Entries with figure data:
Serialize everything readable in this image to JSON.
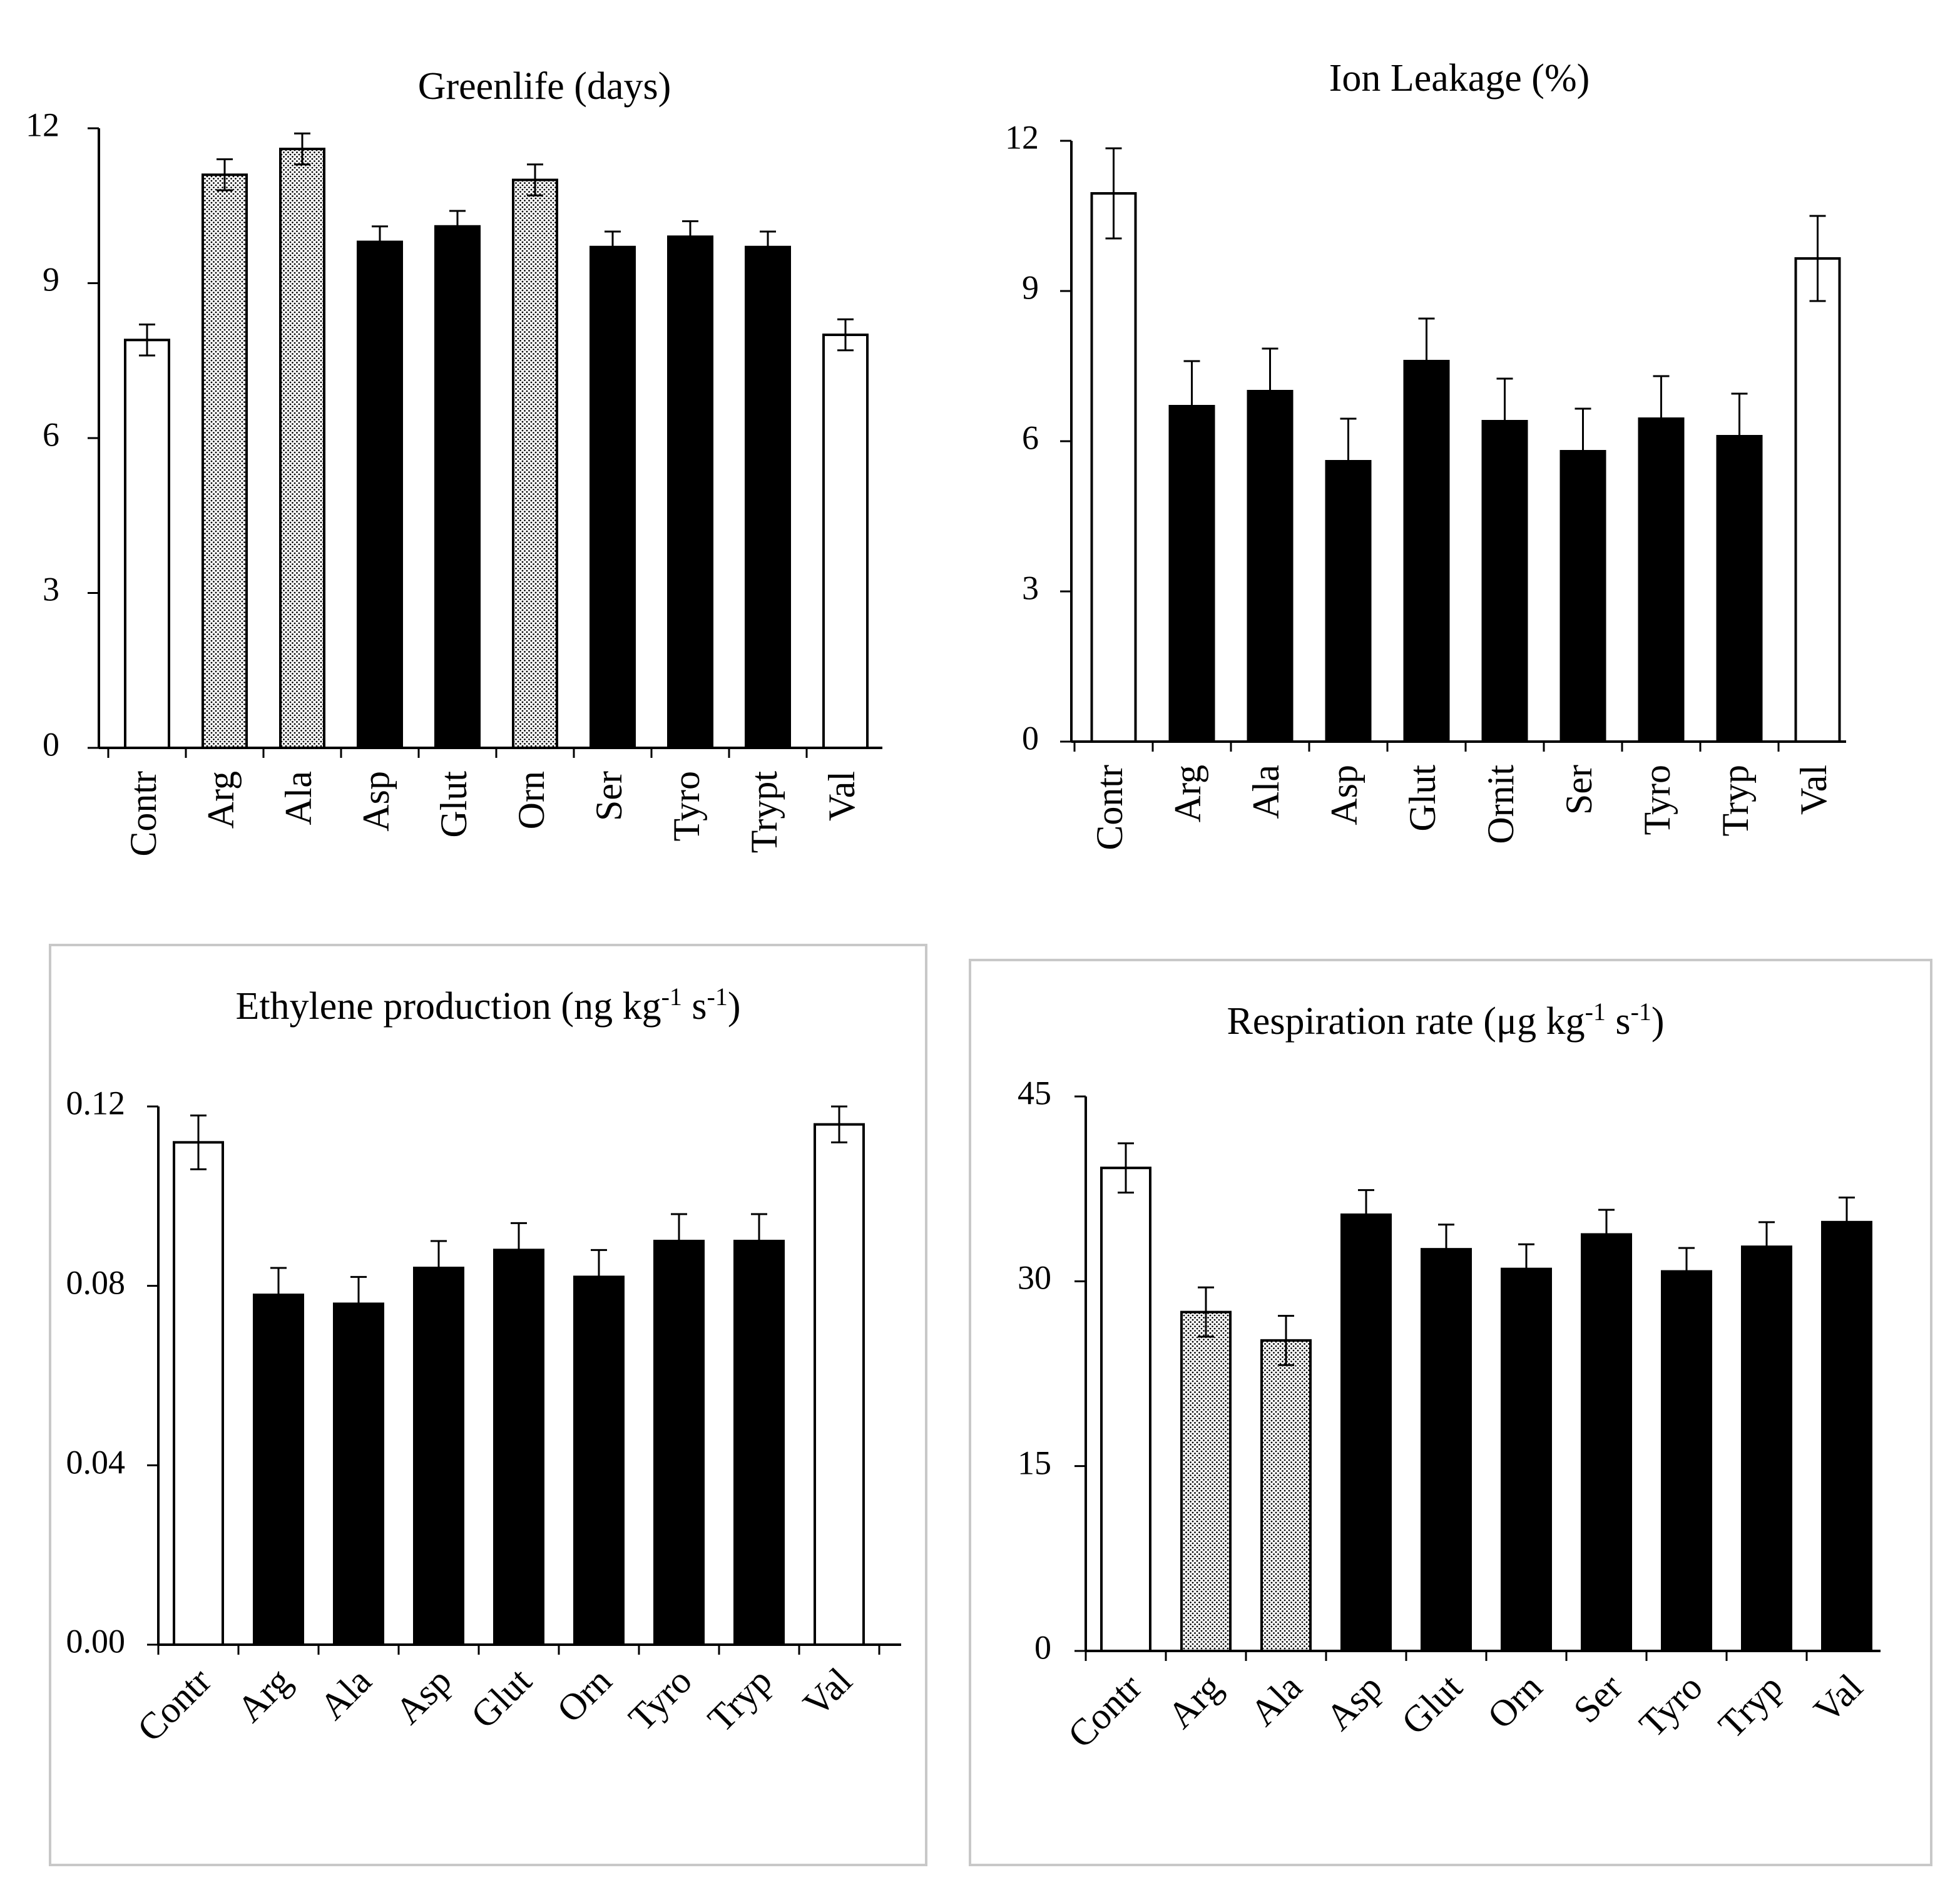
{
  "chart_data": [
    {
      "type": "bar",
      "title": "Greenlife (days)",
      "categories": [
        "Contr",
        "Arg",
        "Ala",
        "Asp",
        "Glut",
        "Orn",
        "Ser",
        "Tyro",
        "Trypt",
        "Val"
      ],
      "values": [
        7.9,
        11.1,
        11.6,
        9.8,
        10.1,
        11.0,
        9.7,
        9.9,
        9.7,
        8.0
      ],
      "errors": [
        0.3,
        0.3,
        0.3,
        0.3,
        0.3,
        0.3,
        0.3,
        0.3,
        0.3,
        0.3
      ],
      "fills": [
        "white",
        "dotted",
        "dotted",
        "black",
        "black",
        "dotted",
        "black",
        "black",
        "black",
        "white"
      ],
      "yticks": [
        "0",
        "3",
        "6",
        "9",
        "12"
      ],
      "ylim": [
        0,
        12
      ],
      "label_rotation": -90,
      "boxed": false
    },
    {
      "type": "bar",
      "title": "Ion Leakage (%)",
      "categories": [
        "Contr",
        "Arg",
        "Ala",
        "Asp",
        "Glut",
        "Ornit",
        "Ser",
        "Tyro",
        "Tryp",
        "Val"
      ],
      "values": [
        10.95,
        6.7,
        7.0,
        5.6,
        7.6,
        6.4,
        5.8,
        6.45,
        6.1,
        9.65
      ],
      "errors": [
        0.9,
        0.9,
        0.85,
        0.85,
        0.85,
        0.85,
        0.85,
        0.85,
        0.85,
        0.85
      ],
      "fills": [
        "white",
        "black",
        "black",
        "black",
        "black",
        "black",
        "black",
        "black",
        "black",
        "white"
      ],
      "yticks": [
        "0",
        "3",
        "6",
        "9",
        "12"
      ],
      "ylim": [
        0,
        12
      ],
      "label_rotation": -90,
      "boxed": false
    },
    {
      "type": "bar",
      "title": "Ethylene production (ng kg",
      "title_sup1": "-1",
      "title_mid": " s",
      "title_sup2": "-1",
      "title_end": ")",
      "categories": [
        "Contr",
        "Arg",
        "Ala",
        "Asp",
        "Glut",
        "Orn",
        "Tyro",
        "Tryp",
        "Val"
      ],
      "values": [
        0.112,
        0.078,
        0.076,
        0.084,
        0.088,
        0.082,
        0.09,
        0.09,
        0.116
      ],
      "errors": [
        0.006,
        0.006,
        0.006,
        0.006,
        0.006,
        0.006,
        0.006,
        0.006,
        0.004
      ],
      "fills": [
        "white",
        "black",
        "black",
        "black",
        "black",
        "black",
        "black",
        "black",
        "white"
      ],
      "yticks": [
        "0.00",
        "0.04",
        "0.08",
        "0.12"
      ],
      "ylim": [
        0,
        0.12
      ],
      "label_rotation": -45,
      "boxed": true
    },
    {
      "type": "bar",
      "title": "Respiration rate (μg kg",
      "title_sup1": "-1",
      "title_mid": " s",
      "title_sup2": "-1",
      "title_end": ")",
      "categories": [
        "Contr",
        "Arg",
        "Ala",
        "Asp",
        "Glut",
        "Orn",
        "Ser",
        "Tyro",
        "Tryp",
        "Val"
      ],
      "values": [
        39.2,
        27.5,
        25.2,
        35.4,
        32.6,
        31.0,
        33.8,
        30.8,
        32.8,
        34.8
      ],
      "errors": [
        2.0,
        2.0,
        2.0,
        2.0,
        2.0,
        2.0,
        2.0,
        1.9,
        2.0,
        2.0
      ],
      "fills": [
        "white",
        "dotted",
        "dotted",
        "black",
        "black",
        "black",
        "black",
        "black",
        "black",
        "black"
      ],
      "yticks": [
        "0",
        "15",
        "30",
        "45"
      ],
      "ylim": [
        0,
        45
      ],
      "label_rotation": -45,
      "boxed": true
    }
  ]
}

Exercise requirements: From start to finish, output the listing exactly, but omit its pictures.

Complete response:
Serialize everything readable in this image to JSON.
{
  "chart_data": [
    {
      "type": "bar",
      "title": "Greenlife (days)",
      "categories": [
        "Contr",
        "Arg",
        "Ala",
        "Asp",
        "Glut",
        "Orn",
        "Ser",
        "Tyro",
        "Trypt",
        "Val"
      ],
      "values": [
        7.9,
        11.1,
        11.6,
        9.8,
        10.1,
        11.0,
        9.7,
        9.9,
        9.7,
        8.0
      ],
      "errors": [
        0.3,
        0.3,
        0.3,
        0.3,
        0.3,
        0.3,
        0.3,
        0.3,
        0.3,
        0.3
      ],
      "fills": [
        "white",
        "dotted",
        "dotted",
        "black",
        "black",
        "dotted",
        "black",
        "black",
        "black",
        "white"
      ],
      "yticks": [
        "0",
        "3",
        "6",
        "9",
        "12"
      ],
      "ylim": [
        0,
        12
      ],
      "label_rotation": -90,
      "boxed": false
    },
    {
      "type": "bar",
      "title": "Ion Leakage (%)",
      "categories": [
        "Contr",
        "Arg",
        "Ala",
        "Asp",
        "Glut",
        "Ornit",
        "Ser",
        "Tyro",
        "Tryp",
        "Val"
      ],
      "values": [
        10.95,
        6.7,
        7.0,
        5.6,
        7.6,
        6.4,
        5.8,
        6.45,
        6.1,
        9.65
      ],
      "errors": [
        0.9,
        0.9,
        0.85,
        0.85,
        0.85,
        0.85,
        0.85,
        0.85,
        0.85,
        0.85
      ],
      "fills": [
        "white",
        "black",
        "black",
        "black",
        "black",
        "black",
        "black",
        "black",
        "black",
        "white"
      ],
      "yticks": [
        "0",
        "3",
        "6",
        "9",
        "12"
      ],
      "ylim": [
        0,
        12
      ],
      "label_rotation": -90,
      "boxed": false
    },
    {
      "type": "bar",
      "title": "Ethylene production (ng kg",
      "title_sup1": "-1",
      "title_mid": " s",
      "title_sup2": "-1",
      "title_end": ")",
      "categories": [
        "Contr",
        "Arg",
        "Ala",
        "Asp",
        "Glut",
        "Orn",
        "Tyro",
        "Tryp",
        "Val"
      ],
      "values": [
        0.112,
        0.078,
        0.076,
        0.084,
        0.088,
        0.082,
        0.09,
        0.09,
        0.116
      ],
      "errors": [
        0.006,
        0.006,
        0.006,
        0.006,
        0.006,
        0.006,
        0.006,
        0.006,
        0.004
      ],
      "fills": [
        "white",
        "black",
        "black",
        "black",
        "black",
        "black",
        "black",
        "black",
        "white"
      ],
      "yticks": [
        "0.00",
        "0.04",
        "0.08",
        "0.12"
      ],
      "ylim": [
        0,
        0.12
      ],
      "label_rotation": -45,
      "boxed": true
    },
    {
      "type": "bar",
      "title": "Respiration rate (μg kg",
      "title_sup1": "-1",
      "title_mid": " s",
      "title_sup2": "-1",
      "title_end": ")",
      "categories": [
        "Contr",
        "Arg",
        "Ala",
        "Asp",
        "Glut",
        "Orn",
        "Ser",
        "Tyro",
        "Tryp",
        "Val"
      ],
      "values": [
        39.2,
        27.5,
        25.2,
        35.4,
        32.6,
        31.0,
        33.8,
        30.8,
        32.8,
        34.8
      ],
      "errors": [
        2.0,
        2.0,
        2.0,
        2.0,
        2.0,
        2.0,
        2.0,
        1.9,
        2.0,
        2.0
      ],
      "fills": [
        "white",
        "dotted",
        "dotted",
        "black",
        "black",
        "black",
        "black",
        "black",
        "black",
        "black"
      ],
      "yticks": [
        "0",
        "15",
        "30",
        "45"
      ],
      "ylim": [
        0,
        45
      ],
      "label_rotation": -45,
      "boxed": true
    }
  ]
}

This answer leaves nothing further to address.